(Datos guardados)

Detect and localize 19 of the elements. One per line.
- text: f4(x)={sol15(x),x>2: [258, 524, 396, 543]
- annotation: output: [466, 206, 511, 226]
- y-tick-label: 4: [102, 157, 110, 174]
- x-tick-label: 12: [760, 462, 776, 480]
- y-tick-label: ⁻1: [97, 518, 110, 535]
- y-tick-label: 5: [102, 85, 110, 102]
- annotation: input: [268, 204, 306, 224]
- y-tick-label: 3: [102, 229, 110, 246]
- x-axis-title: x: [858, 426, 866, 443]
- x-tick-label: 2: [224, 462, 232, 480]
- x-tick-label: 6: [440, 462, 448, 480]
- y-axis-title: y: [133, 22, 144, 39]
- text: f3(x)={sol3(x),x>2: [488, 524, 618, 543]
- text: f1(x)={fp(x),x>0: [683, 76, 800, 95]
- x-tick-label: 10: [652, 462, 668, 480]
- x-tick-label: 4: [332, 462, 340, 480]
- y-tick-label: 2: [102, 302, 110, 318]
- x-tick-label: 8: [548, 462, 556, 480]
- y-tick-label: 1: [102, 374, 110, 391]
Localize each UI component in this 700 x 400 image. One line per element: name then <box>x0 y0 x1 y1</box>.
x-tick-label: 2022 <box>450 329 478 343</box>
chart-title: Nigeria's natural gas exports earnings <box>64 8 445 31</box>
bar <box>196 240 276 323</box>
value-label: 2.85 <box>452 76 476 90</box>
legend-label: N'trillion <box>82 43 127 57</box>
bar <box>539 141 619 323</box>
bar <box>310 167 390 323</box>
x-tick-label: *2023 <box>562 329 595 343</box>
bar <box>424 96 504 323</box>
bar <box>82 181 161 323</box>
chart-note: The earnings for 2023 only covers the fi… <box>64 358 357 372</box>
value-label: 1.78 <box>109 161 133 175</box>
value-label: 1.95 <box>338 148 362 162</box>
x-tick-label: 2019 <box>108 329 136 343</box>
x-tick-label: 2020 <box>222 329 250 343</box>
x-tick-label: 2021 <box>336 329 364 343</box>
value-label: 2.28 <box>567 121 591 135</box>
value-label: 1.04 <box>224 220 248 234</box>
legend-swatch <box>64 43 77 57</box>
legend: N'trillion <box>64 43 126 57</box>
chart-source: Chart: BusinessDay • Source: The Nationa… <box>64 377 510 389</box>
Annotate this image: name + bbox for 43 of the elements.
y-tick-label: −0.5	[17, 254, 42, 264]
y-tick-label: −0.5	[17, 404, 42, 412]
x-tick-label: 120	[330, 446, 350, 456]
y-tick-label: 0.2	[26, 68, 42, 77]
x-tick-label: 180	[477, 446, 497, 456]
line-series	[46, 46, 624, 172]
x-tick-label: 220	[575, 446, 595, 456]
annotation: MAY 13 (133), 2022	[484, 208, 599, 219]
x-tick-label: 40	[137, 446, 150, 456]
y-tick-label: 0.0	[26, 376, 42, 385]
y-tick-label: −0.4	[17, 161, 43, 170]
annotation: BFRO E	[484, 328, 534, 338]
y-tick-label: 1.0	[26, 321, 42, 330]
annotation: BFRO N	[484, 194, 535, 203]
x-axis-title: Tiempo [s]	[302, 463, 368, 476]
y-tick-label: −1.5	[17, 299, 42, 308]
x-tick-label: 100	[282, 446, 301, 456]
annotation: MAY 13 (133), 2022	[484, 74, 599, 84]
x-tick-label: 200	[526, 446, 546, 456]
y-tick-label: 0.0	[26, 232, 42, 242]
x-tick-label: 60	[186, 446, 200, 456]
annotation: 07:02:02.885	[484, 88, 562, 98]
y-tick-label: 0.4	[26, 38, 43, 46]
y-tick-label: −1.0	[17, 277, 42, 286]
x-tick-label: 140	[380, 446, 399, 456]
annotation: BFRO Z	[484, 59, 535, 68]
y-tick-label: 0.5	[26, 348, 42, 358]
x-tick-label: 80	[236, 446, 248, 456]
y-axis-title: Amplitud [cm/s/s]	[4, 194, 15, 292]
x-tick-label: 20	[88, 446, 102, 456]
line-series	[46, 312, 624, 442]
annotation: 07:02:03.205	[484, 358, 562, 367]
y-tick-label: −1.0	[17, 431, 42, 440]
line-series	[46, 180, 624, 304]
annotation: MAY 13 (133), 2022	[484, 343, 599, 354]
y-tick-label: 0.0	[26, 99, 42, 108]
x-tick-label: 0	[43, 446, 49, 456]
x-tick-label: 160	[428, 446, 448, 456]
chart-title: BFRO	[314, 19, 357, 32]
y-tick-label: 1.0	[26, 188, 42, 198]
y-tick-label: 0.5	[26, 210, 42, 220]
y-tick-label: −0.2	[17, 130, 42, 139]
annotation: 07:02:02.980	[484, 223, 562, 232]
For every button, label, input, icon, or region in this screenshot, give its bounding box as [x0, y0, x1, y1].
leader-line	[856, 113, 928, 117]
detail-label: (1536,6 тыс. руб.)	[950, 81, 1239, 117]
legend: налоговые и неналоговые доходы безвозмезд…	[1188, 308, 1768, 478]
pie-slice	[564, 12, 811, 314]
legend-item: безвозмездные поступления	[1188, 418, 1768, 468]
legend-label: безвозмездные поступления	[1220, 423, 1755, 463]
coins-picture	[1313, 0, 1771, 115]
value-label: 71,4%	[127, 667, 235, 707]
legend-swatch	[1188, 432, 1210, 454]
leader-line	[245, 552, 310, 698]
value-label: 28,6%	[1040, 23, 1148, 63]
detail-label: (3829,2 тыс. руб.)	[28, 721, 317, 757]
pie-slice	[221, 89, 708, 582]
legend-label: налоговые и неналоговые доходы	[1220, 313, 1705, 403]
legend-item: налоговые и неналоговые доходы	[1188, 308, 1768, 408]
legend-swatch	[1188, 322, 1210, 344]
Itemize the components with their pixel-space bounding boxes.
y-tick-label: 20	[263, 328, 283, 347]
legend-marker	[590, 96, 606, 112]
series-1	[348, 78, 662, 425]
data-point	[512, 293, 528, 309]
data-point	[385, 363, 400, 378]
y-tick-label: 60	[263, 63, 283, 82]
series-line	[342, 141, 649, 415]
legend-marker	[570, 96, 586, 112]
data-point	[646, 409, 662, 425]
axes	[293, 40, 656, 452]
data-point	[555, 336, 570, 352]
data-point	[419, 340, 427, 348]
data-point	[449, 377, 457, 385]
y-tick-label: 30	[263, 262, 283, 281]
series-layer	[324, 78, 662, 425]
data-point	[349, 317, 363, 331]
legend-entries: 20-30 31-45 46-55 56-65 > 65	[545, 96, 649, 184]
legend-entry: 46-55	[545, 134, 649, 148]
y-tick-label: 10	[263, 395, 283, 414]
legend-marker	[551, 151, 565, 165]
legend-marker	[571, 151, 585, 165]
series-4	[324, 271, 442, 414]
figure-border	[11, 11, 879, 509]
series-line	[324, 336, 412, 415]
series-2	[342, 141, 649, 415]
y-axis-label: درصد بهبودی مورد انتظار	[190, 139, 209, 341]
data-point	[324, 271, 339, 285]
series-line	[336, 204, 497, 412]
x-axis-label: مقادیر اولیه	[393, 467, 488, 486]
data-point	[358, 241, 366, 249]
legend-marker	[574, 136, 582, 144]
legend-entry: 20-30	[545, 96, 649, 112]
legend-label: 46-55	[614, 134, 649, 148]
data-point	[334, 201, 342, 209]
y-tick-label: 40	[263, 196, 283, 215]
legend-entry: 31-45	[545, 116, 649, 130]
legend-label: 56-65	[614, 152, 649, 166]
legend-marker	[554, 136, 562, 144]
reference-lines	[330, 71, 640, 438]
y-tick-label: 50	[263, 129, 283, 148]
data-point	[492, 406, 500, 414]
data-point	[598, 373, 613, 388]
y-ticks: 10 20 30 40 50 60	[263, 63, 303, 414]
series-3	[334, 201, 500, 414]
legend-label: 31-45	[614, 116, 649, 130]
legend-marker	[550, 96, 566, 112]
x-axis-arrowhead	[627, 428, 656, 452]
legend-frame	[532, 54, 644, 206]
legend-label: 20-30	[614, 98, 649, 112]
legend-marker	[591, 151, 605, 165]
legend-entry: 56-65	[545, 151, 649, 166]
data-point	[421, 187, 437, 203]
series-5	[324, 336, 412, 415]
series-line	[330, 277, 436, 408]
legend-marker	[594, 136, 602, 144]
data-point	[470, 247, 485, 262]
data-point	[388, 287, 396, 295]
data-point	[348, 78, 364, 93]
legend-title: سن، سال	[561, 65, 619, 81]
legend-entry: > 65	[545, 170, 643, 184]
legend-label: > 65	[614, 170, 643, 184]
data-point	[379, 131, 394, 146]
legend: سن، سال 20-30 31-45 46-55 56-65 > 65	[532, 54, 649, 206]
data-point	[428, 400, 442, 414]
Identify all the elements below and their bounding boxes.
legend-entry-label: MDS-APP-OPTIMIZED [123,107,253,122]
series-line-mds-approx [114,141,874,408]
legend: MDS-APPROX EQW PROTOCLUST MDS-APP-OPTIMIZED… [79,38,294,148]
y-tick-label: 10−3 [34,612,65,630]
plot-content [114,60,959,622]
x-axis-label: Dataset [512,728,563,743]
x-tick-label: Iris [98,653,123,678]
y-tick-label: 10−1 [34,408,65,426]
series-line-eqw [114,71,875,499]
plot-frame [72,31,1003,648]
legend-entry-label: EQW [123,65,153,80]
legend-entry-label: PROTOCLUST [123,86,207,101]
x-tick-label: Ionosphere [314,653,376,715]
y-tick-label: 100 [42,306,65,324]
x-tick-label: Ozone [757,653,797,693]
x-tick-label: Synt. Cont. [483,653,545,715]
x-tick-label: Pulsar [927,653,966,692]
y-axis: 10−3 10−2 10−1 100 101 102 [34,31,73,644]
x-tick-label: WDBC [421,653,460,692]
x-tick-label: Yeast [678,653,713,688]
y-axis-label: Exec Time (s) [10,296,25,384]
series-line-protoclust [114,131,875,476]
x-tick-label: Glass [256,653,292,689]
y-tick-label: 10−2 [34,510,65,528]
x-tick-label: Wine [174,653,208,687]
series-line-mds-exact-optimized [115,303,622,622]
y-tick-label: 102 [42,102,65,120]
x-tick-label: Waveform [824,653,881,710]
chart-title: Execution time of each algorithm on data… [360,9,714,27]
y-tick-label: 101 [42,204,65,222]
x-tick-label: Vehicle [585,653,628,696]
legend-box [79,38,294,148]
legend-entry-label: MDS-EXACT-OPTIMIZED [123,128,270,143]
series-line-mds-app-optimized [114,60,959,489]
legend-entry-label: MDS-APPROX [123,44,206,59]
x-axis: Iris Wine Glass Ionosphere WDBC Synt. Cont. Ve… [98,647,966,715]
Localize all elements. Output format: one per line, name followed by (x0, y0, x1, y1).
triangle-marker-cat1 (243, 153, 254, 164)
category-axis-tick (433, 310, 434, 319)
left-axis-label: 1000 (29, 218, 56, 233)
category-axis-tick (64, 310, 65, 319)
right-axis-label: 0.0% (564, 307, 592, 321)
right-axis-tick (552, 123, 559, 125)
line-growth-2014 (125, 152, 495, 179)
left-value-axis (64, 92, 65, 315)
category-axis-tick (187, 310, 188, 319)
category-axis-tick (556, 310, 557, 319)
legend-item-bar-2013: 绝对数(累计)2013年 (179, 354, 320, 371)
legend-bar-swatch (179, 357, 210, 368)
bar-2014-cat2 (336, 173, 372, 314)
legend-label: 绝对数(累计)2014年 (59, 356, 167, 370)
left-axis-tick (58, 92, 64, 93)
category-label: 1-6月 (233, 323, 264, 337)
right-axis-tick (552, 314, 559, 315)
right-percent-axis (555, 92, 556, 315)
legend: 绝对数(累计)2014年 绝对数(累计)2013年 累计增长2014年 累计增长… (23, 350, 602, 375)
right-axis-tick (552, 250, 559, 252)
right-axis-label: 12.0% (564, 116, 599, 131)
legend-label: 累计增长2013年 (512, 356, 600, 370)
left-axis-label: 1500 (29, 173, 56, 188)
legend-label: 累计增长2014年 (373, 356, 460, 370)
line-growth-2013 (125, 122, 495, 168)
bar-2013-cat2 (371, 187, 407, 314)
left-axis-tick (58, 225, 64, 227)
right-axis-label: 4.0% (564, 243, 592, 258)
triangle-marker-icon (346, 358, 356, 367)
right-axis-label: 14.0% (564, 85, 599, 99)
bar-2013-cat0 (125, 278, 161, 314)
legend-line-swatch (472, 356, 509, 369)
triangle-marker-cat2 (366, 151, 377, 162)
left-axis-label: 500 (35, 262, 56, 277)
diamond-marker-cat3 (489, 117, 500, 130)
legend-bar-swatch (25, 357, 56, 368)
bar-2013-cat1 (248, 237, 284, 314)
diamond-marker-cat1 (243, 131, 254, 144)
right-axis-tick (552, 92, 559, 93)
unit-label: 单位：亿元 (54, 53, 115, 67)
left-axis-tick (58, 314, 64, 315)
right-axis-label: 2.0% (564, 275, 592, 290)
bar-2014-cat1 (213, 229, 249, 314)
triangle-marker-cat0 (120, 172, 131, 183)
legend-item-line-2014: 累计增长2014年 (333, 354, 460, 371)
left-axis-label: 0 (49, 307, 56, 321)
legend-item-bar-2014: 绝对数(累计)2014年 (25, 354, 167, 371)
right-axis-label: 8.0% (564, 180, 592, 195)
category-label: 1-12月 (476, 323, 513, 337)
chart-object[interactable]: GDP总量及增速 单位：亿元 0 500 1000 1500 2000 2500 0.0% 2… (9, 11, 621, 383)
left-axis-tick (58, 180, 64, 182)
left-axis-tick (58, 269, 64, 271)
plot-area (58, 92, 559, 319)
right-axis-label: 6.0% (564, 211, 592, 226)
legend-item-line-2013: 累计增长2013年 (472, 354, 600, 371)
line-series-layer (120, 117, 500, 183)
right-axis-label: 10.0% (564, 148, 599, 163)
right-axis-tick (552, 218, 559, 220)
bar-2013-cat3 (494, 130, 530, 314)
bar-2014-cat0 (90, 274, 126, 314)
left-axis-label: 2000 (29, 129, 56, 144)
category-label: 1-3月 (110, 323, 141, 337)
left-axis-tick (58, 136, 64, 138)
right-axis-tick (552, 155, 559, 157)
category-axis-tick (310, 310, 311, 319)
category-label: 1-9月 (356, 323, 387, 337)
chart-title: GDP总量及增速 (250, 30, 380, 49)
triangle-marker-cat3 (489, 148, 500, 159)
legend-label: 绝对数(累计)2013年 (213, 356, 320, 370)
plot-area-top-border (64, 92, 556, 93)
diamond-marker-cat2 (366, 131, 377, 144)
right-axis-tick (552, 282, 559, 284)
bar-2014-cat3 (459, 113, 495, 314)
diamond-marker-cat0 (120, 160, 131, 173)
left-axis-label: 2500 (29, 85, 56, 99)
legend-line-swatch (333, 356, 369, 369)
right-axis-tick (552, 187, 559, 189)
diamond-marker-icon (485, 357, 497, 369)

Tarea escrita =
Copia sin cambiar nada las líneas de los datos desde la primera hasta la que contiene "- y-tick-label: 5: [102, 85, 110, 102]", ambas incluidas.

Respuesta =
Detect and localize 19 of the elements. One per line.
- text: f4(x)={sol15(x),x>2: [258, 524, 396, 543]
- annotation: output: [466, 206, 511, 226]
- y-tick-label: 4: [102, 157, 110, 174]
- x-tick-label: 12: [760, 462, 776, 480]
- y-tick-label: ⁻1: [97, 518, 110, 535]
- y-tick-label: 5: [102, 85, 110, 102]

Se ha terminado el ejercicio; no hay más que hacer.